Data entries
## begin
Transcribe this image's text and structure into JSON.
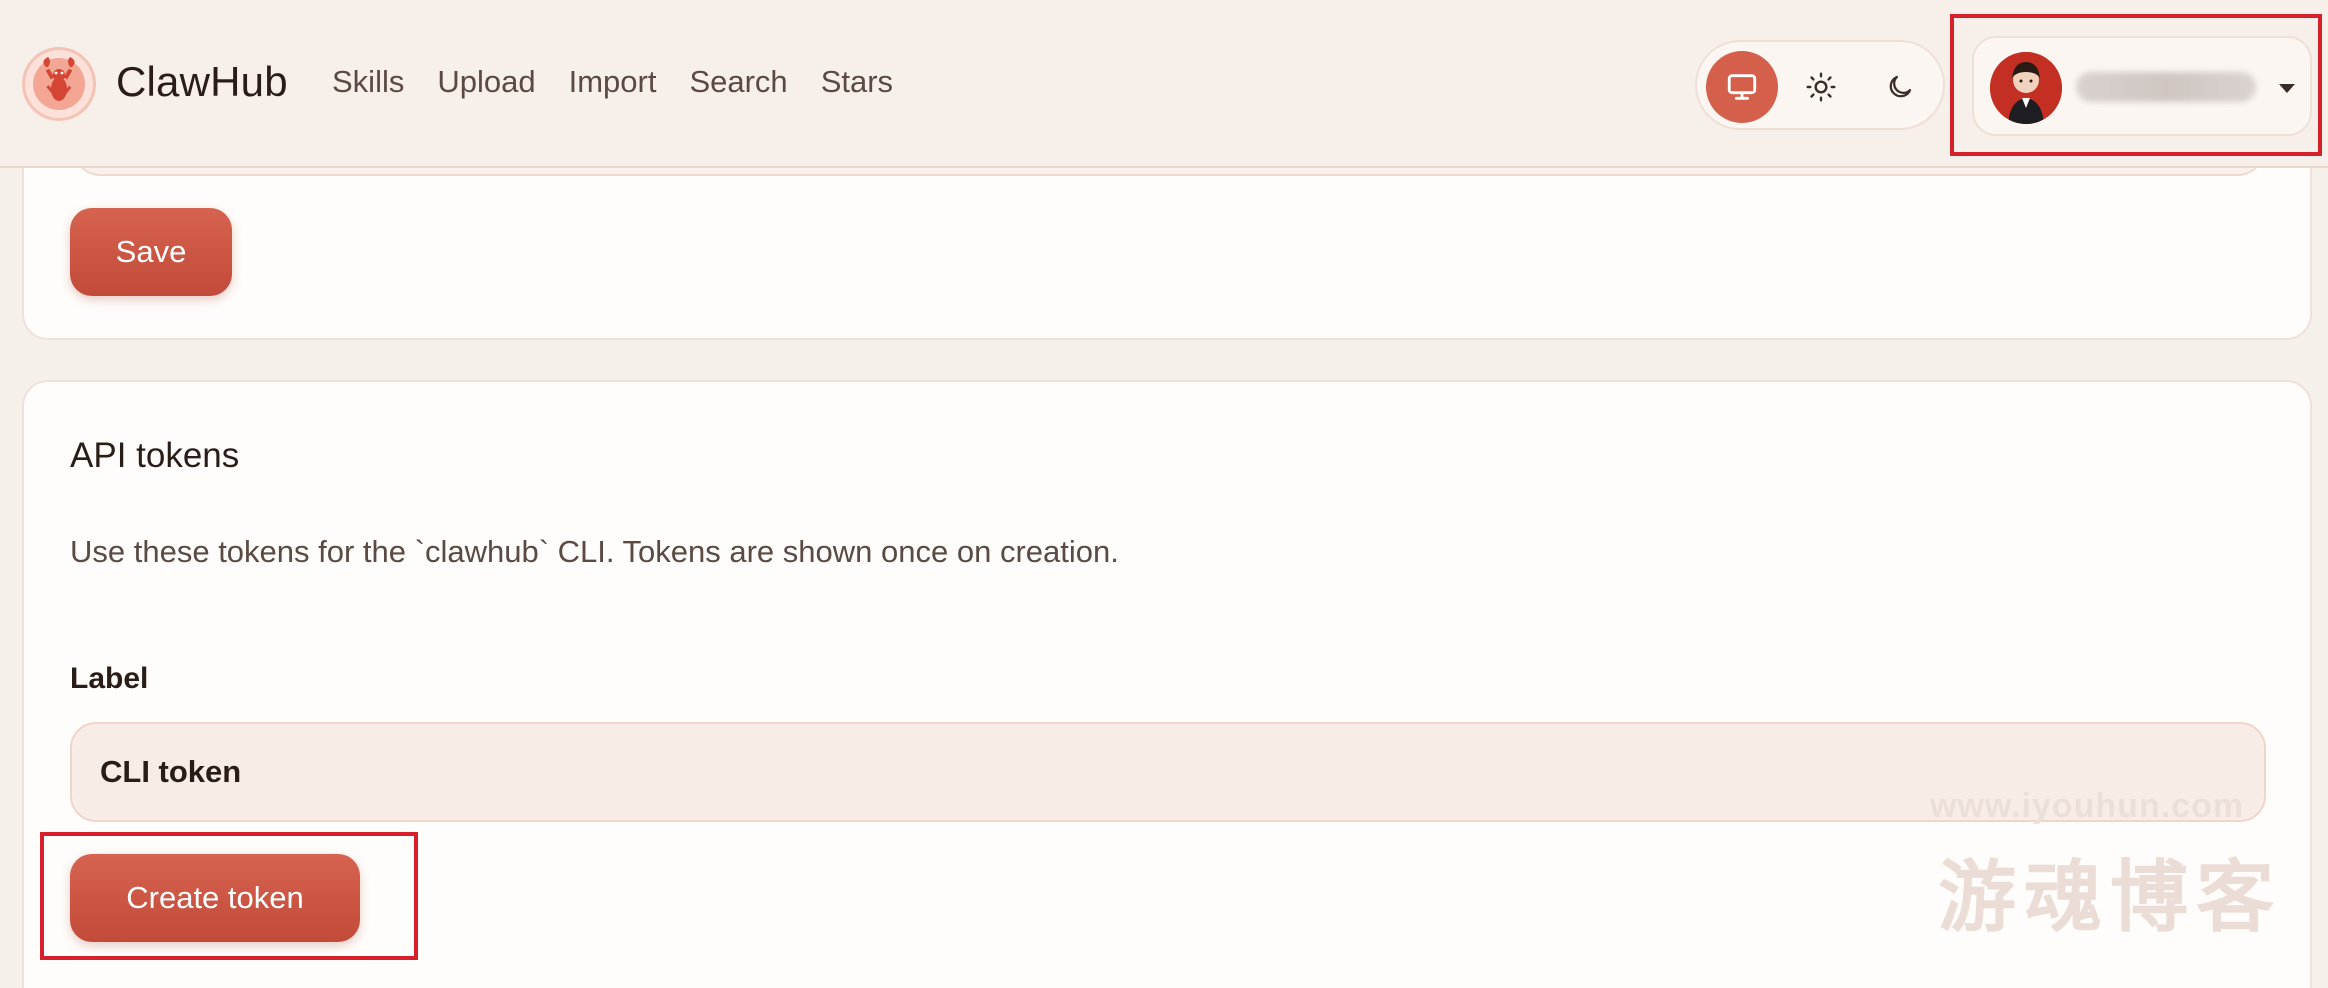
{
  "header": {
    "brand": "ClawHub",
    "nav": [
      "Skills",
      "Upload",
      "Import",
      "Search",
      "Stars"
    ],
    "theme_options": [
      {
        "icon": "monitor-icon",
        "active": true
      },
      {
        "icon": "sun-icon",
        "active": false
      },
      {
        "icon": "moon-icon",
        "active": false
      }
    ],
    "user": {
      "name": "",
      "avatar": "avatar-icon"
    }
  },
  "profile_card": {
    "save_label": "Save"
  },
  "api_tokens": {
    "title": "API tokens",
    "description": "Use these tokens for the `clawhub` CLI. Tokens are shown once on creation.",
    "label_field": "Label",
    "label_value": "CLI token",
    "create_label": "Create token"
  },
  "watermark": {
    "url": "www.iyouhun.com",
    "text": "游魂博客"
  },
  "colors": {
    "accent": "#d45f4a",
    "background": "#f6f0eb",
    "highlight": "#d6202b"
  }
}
## end
Aim of the task
Your copy should match the records word for word, with the pictures removed.

Written response
Transcribe this image's text and structure into JSON.
{
  "header": {
    "brand": "ClawHub",
    "nav": [
      "Skills",
      "Upload",
      "Import",
      "Search",
      "Stars"
    ],
    "theme_options": [
      {
        "icon": "monitor-icon",
        "active": true
      },
      {
        "icon": "sun-icon",
        "active": false
      },
      {
        "icon": "moon-icon",
        "active": false
      }
    ],
    "user": {
      "name": "",
      "avatar": "avatar-icon"
    }
  },
  "profile_card": {
    "save_label": "Save"
  },
  "api_tokens": {
    "title": "API tokens",
    "description": "Use these tokens for the `clawhub` CLI. Tokens are shown once on creation.",
    "label_field": "Label",
    "label_value": "CLI token",
    "create_label": "Create token"
  },
  "watermark": {
    "url": "www.iyouhun.com",
    "text": "游魂博客"
  },
  "colors": {
    "accent": "#d45f4a",
    "background": "#f6f0eb",
    "highlight": "#d6202b"
  }
}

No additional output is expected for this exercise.